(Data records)
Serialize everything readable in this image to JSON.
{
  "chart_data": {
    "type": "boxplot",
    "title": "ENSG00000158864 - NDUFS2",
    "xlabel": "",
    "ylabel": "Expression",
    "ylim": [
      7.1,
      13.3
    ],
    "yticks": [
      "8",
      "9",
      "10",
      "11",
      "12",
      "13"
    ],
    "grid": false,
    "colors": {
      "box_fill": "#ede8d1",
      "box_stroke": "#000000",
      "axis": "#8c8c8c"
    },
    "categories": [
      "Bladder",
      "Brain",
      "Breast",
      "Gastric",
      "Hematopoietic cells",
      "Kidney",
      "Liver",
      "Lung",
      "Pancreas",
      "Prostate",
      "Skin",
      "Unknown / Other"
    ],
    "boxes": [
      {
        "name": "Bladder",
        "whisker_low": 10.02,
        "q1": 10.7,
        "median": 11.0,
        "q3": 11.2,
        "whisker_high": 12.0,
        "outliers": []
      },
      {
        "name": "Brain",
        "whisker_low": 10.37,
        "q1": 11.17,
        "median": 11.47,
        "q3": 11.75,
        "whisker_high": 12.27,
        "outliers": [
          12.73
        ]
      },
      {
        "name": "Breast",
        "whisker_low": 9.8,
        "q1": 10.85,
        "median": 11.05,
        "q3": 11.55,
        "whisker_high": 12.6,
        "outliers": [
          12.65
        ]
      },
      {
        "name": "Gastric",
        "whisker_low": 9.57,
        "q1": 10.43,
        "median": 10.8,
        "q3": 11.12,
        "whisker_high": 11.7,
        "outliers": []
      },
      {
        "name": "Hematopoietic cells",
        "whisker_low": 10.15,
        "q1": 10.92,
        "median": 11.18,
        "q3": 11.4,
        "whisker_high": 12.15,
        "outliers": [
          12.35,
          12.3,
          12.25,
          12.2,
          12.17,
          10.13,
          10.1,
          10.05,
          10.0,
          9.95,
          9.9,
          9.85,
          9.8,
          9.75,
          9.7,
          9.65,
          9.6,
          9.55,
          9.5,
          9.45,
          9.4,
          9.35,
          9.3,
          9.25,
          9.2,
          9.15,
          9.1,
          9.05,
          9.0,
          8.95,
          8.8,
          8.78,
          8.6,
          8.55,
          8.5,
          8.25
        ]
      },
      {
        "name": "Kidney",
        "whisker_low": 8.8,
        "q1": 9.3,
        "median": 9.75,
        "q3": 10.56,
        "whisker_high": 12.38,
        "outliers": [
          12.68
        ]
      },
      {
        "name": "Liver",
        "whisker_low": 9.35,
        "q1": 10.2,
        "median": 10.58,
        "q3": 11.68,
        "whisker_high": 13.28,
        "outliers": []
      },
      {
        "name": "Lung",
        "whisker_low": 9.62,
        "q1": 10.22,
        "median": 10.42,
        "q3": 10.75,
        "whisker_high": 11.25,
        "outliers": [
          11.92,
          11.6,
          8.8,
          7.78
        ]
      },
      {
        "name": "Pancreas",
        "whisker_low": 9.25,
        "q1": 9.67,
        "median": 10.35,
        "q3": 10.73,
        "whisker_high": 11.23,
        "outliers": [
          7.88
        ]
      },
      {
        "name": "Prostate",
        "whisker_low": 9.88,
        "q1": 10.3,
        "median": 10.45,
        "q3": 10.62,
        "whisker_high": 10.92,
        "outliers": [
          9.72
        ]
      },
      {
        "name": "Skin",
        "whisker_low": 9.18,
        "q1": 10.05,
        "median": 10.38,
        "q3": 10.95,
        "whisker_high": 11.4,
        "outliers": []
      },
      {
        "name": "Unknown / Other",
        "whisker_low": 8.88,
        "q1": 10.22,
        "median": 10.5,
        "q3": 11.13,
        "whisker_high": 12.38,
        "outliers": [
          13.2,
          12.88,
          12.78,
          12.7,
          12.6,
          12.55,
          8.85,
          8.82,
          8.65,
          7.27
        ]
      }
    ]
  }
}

- _TASK INSTRUCTIONS_
Count the lines in the data that contain the string "Hematopoietic", and give nothing but that number.

- _ANSWER TO THE EXERCISE_
2